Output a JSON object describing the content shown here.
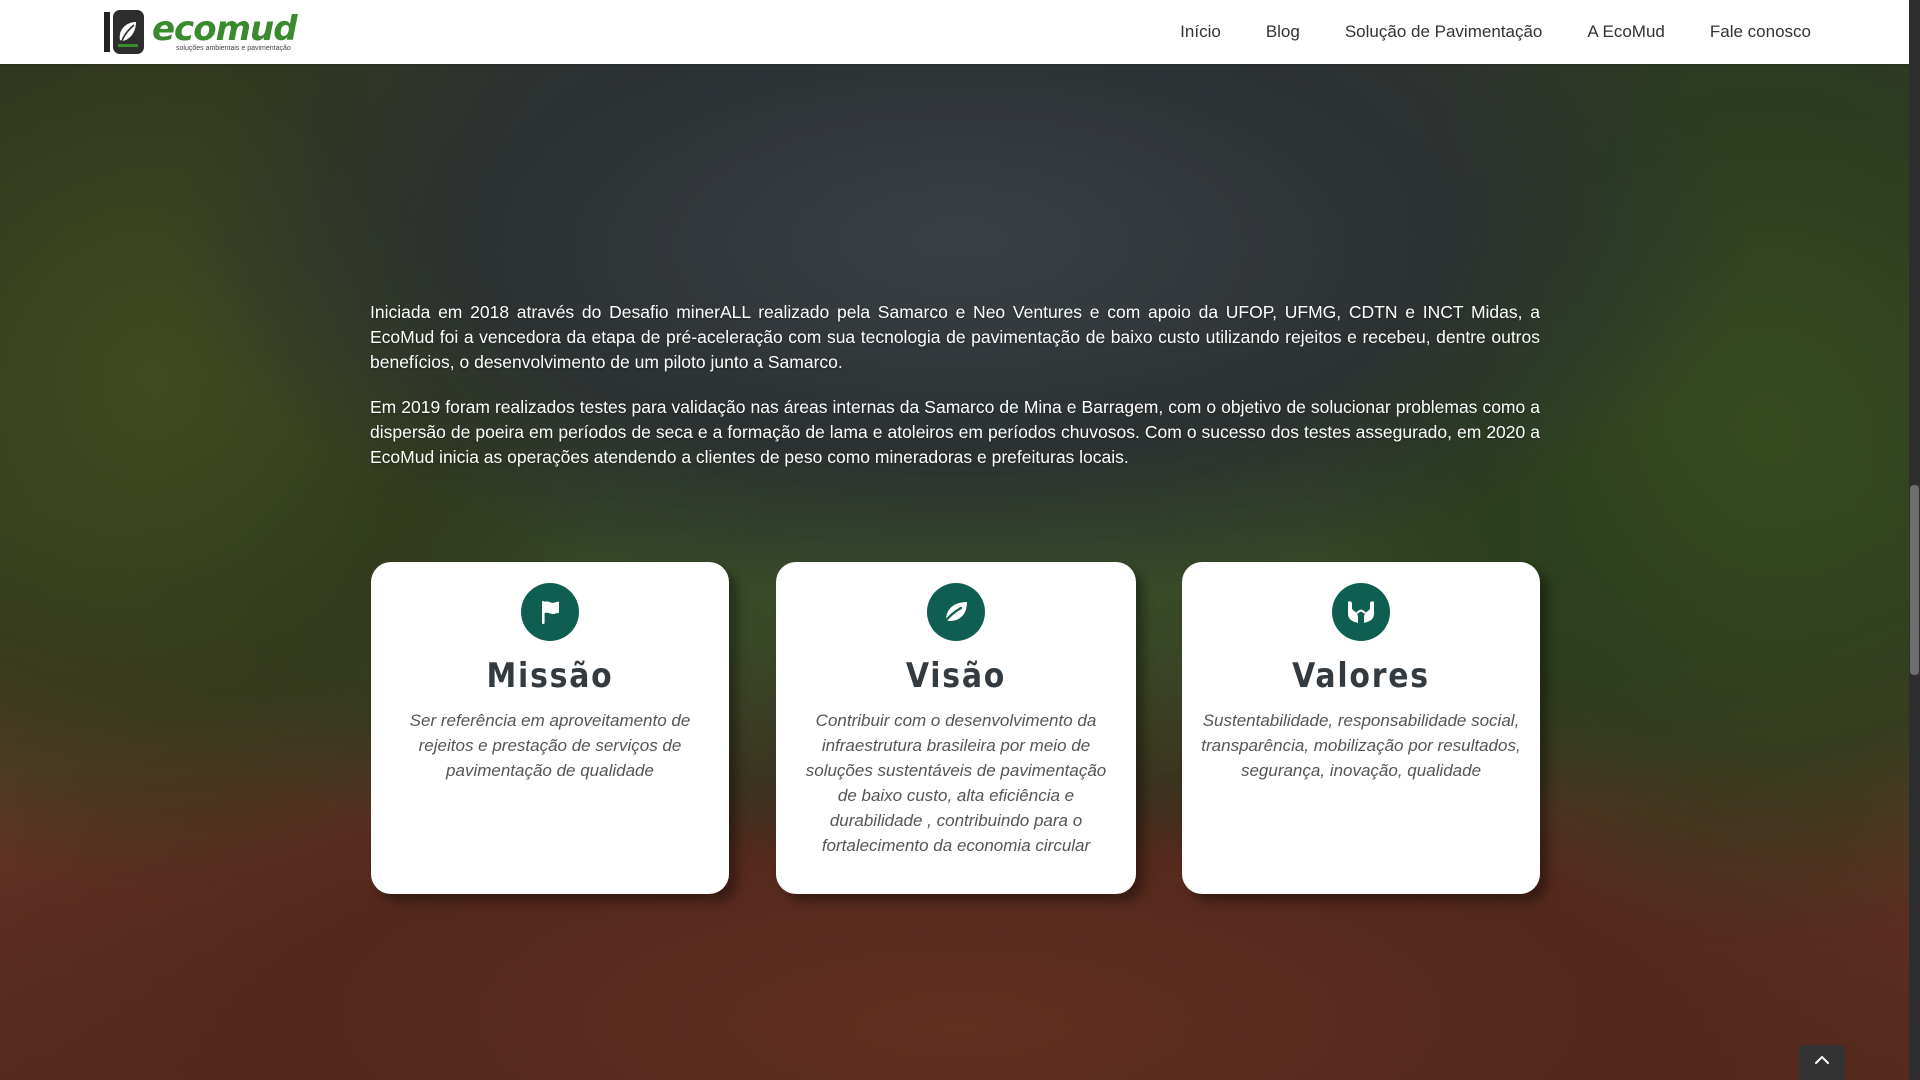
{
  "brand": {
    "logo_word": "ecomud",
    "logo_tagline": "soluções ambientais e pavimentação",
    "primary_color": "#0f5e52",
    "logo_green": "#3a8a2e"
  },
  "nav": {
    "items": [
      {
        "label": "Início"
      },
      {
        "label": "Blog"
      },
      {
        "label": "Solução de Pavimentação"
      },
      {
        "label": "A EcoMud"
      },
      {
        "label": "Fale conosco"
      }
    ]
  },
  "intro": {
    "paragraphs": [
      "Iniciada em 2018 através do Desafio minerALL realizado pela Samarco e Neo Ventures e com apoio da UFOP, UFMG, CDTN e INCT Midas, a EcoMud foi a vencedora da etapa de pré-aceleração com sua tecnologia de pavimentação de baixo custo utilizando rejeitos e recebeu, dentre outros benefícios, o desenvolvimento de um piloto junto a Samarco.",
      "Em 2019 foram realizados testes para validação nas áreas internas da Samarco de Mina e Barragem, com o objetivo de solucionar problemas como a dispersão de poeira em períodos de seca e a formação de lama e atoleiros em períodos chuvosos. Com o sucesso dos testes assegurado, em 2020 a EcoMud inicia as operações atendendo a clientes de peso como mineradoras e prefeituras locais."
    ]
  },
  "cards": [
    {
      "icon": "flag-icon",
      "title": "Missão",
      "text": "Ser referência em aproveitamento de rejeitos e prestação de serviços de pavimentação de qualidade"
    },
    {
      "icon": "leaf-icon",
      "title": "Visão",
      "text": "Contribuir com o desenvolvimento da infraestrutura brasileira por meio de soluções sustentáveis de pavimentação de baixo custo, alta eficiência e durabilidade , contribuindo para o fortalecimento da economia circular"
    },
    {
      "icon": "hands-icon",
      "title": "Valores",
      "text": "Sustentabilidade, responsabilidade social, transparência, mobilização por resultados, segurança, inovação, qualidade"
    }
  ],
  "back_to_top": {
    "icon": "chevron-up-icon"
  }
}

Exercise objective:
Scan the data for the word "soluções" and copy every line where it shows up.

Correct response:
    "logo_tagline": "soluções ambientais e pavimentação",
      "text": "Contribuir com o desenvolvimento da infraestrutura brasileira por meio de soluções sustentáveis de pavimentação de baixo custo, alta eficiência e durabilidade , contribuindo para o fortalecimento da economia circular"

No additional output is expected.